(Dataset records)
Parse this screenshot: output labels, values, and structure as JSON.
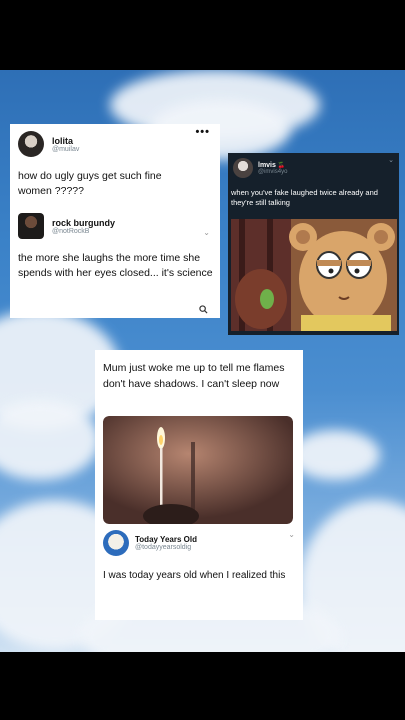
{
  "tweet1": {
    "user_name": "lolita",
    "user_handle": "@muilav",
    "more_label": "•••",
    "text": "how do ugly guys get such fine women ?????",
    "reply_name": "rock burgundy",
    "reply_handle": "@notRockB",
    "reply_text": "the more she laughs the more time she spends with her eyes closed...  it's science"
  },
  "tweet2": {
    "user_name": "lmvis",
    "user_badge": "🍒",
    "user_handle": "@imvis4yo",
    "text": "when you've fake laughed twice already and they're still talking"
  },
  "tweet3": {
    "text": "Mum just woke me up to tell me flames don't have shadows. I can't sleep now",
    "reply_name": "Today Years Old",
    "reply_handle": "@todayyearsoldig",
    "reply_text": "I was today years old when I realized this"
  },
  "icons": {
    "more": "more-dots-icon",
    "chevron": "chevron-down-icon",
    "link": "link-icon"
  },
  "colors": {
    "sky": "#3b82c8",
    "dark_card": "#15202b",
    "cloud": "#f1f5fa"
  }
}
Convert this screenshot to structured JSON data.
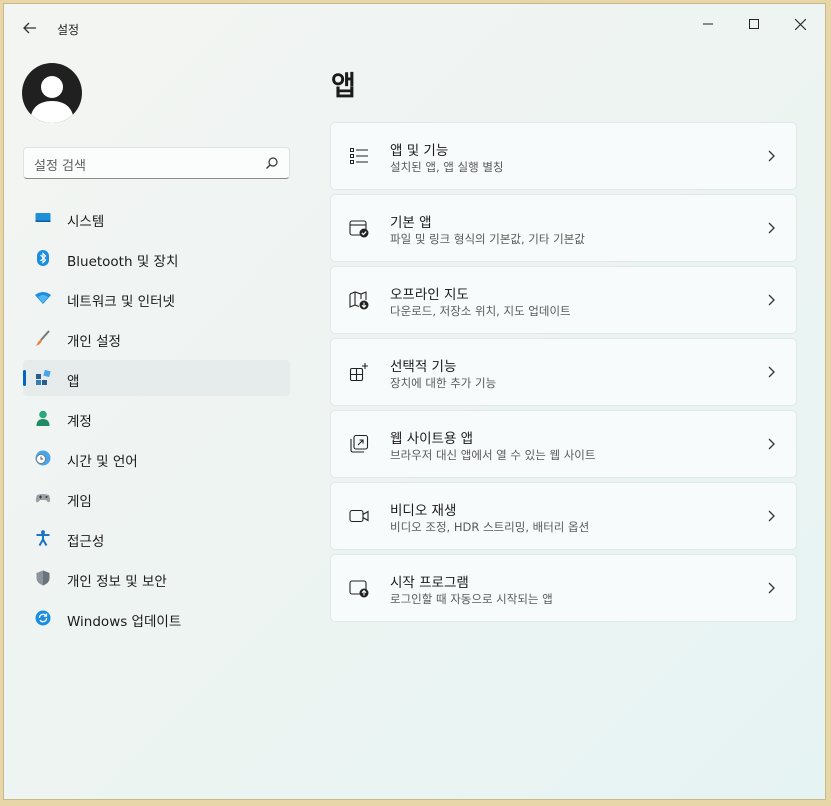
{
  "window": {
    "title": "설정"
  },
  "search": {
    "placeholder": "설정 검색"
  },
  "sidebar": {
    "items": [
      {
        "label": "시스템",
        "icon": "display-icon",
        "active": false
      },
      {
        "label": "Bluetooth 및 장치",
        "icon": "bluetooth-icon",
        "active": false
      },
      {
        "label": "네트워크 및 인터넷",
        "icon": "wifi-icon",
        "active": false
      },
      {
        "label": "개인 설정",
        "icon": "brush-icon",
        "active": false
      },
      {
        "label": "앱",
        "icon": "apps-icon",
        "active": true
      },
      {
        "label": "계정",
        "icon": "person-icon",
        "active": false
      },
      {
        "label": "시간 및 언어",
        "icon": "globe-clock-icon",
        "active": false
      },
      {
        "label": "게임",
        "icon": "gamepad-icon",
        "active": false
      },
      {
        "label": "접근성",
        "icon": "accessibility-icon",
        "active": false
      },
      {
        "label": "개인 정보 및 보안",
        "icon": "shield-icon",
        "active": false
      },
      {
        "label": "Windows 업데이트",
        "icon": "update-icon",
        "active": false
      }
    ]
  },
  "main": {
    "title": "앱",
    "cards": [
      {
        "title": "앱 및 기능",
        "desc": "설치된 앱, 앱 실행 별칭",
        "icon": "apps-list-icon"
      },
      {
        "title": "기본 앱",
        "desc": "파일 및 링크 형식의 기본값, 기타 기본값",
        "icon": "default-apps-icon"
      },
      {
        "title": "오프라인 지도",
        "desc": "다운로드, 저장소 위치, 지도 업데이트",
        "icon": "offline-map-icon"
      },
      {
        "title": "선택적 기능",
        "desc": "장치에 대한 추가 기능",
        "icon": "optional-features-icon"
      },
      {
        "title": "웹 사이트용 앱",
        "desc": "브라우저 대신 앱에서 열 수 있는 웹 사이트",
        "icon": "websites-icon"
      },
      {
        "title": "비디오 재생",
        "desc": "비디오 조정, HDR 스트리밍, 배터리 옵션",
        "icon": "video-icon"
      },
      {
        "title": "시작 프로그램",
        "desc": "로그인할 때 자동으로 시작되는 앱",
        "icon": "startup-icon"
      }
    ]
  },
  "colors": {
    "accent": "#0067c0",
    "background": "#eef4f2",
    "card": "#f8fbfb"
  }
}
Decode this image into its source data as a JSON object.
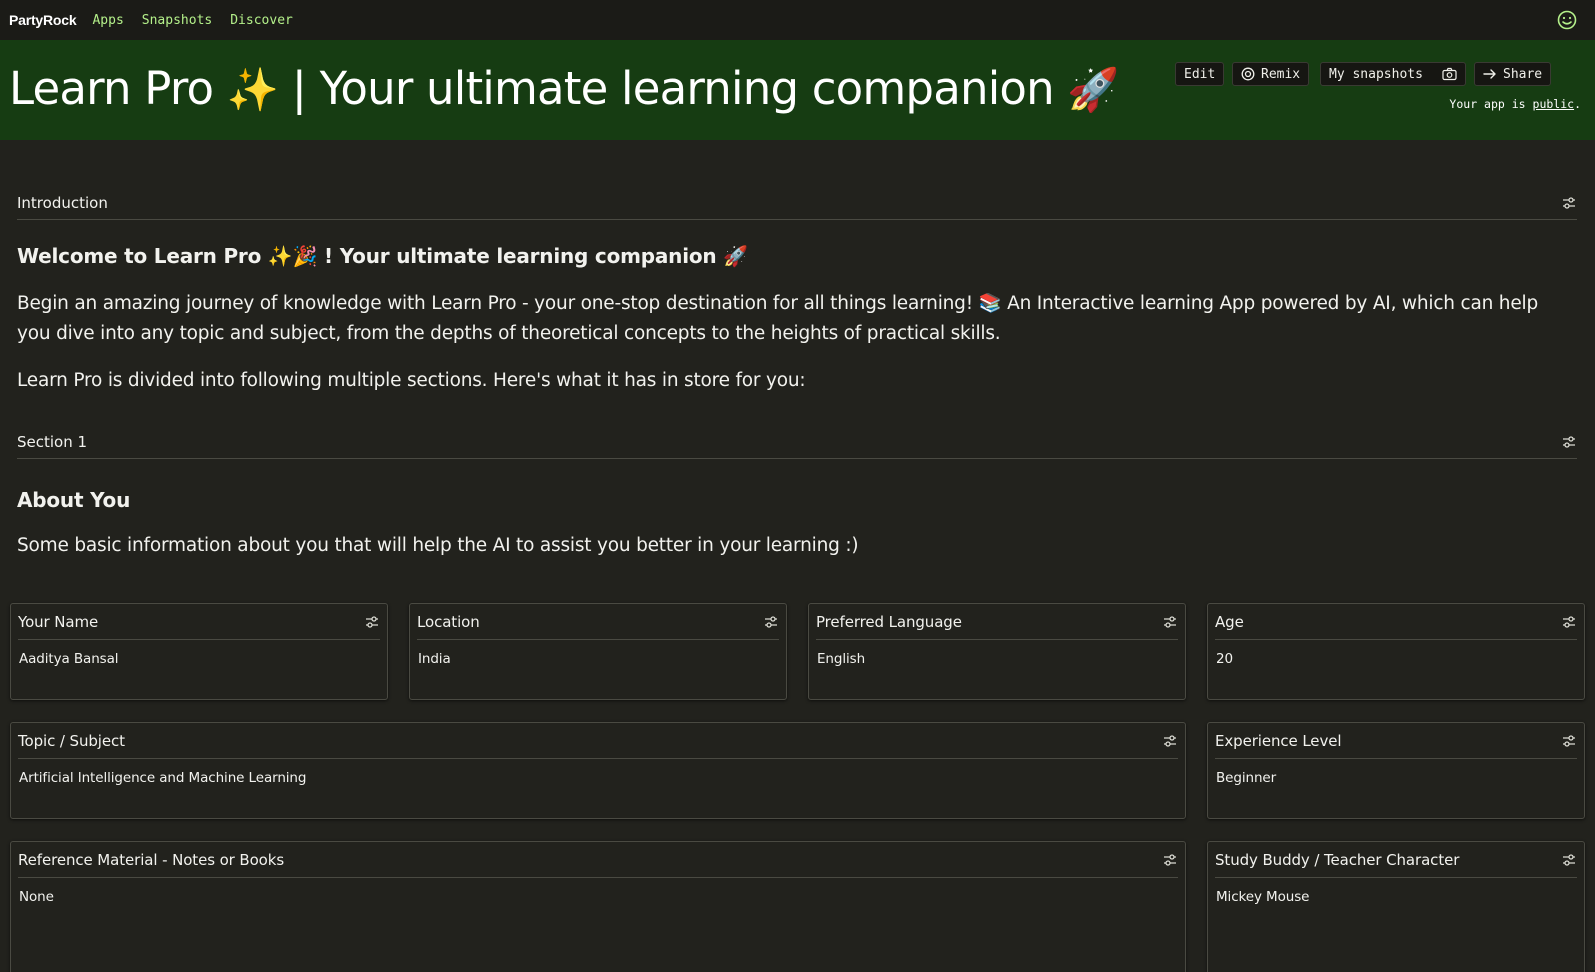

▶ **To be done**
Output the data above without changes, apart from leaving out the pictures.

▶ **Exercise answer**
Parse this screenshot: output labels, values, and structure as JSON.
{
  "tweet1": {
    "user_name": "lolita",
    "user_handle": "@muilav",
    "more_label": "•••",
    "text": "how do ugly guys get such fine women ?????",
    "reply_name": "rock burgundy",
    "reply_handle": "@notRockB",
    "reply_text": "the more she laughs the more time she spends with her eyes closed...  it's science"
  },
  "tweet2": {
    "user_name": "lmvis",
    "user_badge": "🍒",
    "user_handle": "@imvis4yo",
    "text": "when you've fake laughed twice already and they're still talking"
  },
  "tweet3": {
    "text": "Mum just woke me up to tell me flames don't have shadows. I can't sleep now",
    "reply_name": "Today Years Old",
    "reply_handle": "@todayyearsoldig",
    "reply_text": "I was today years old when I realized this"
  },
  "icons": {
    "more": "more-dots-icon",
    "chevron": "chevron-down-icon",
    "link": "link-icon"
  },
  "colors": {
    "sky": "#3b82c8",
    "dark_card": "#15202b",
    "cloud": "#f1f5fa"
  }
}
Convert this screenshot to structured JSON data.
{
  "window": {
    "title": "설정"
  },
  "search": {
    "placeholder": "설정 검색"
  },
  "sidebar": {
    "items": [
      {
        "label": "시스템",
        "icon": "display-icon",
        "active": false
      },
      {
        "label": "Bluetooth 및 장치",
        "icon": "bluetooth-icon",
        "active": false
      },
      {
        "label": "네트워크 및 인터넷",
        "icon": "wifi-icon",
        "active": false
      },
      {
        "label": "개인 설정",
        "icon": "brush-icon",
        "active": false
      },
      {
        "label": "앱",
        "icon": "apps-icon",
        "active": true
      },
      {
        "label": "계정",
        "icon": "person-icon",
        "active": false
      },
      {
        "label": "시간 및 언어",
        "icon": "globe-clock-icon",
        "active": false
      },
      {
        "label": "게임",
        "icon": "gamepad-icon",
        "active": false
      },
      {
        "label": "접근성",
        "icon": "accessibility-icon",
        "active": false
      },
      {
        "label": "개인 정보 및 보안",
        "icon": "shield-icon",
        "active": false
      },
      {
        "label": "Windows 업데이트",
        "icon": "update-icon",
        "active": false
      }
    ]
  },
  "main": {
    "title": "앱",
    "cards": [
      {
        "title": "앱 및 기능",
        "desc": "설치된 앱, 앱 실행 별칭",
        "icon": "apps-list-icon"
      },
      {
        "title": "기본 앱",
        "desc": "파일 및 링크 형식의 기본값, 기타 기본값",
        "icon": "default-apps-icon"
      },
      {
        "title": "오프라인 지도",
        "desc": "다운로드, 저장소 위치, 지도 업데이트",
        "icon": "offline-map-icon"
      },
      {
        "title": "선택적 기능",
        "desc": "장치에 대한 추가 기능",
        "icon": "optional-features-icon"
      },
      {
        "title": "웹 사이트용 앱",
        "desc": "브라우저 대신 앱에서 열 수 있는 웹 사이트",
        "icon": "websites-icon"
      },
      {
        "title": "비디오 재생",
        "desc": "비디오 조정, HDR 스트리밍, 배터리 옵션",
        "icon": "video-icon"
      },
      {
        "title": "시작 프로그램",
        "desc": "로그인할 때 자동으로 시작되는 앱",
        "icon": "startup-icon"
      }
    ]
  },
  "colors": {
    "accent": "#0067c0",
    "background": "#eef4f2",
    "card": "#f8fbfb"
  }
}
Decode this image into its source data as a JSON object.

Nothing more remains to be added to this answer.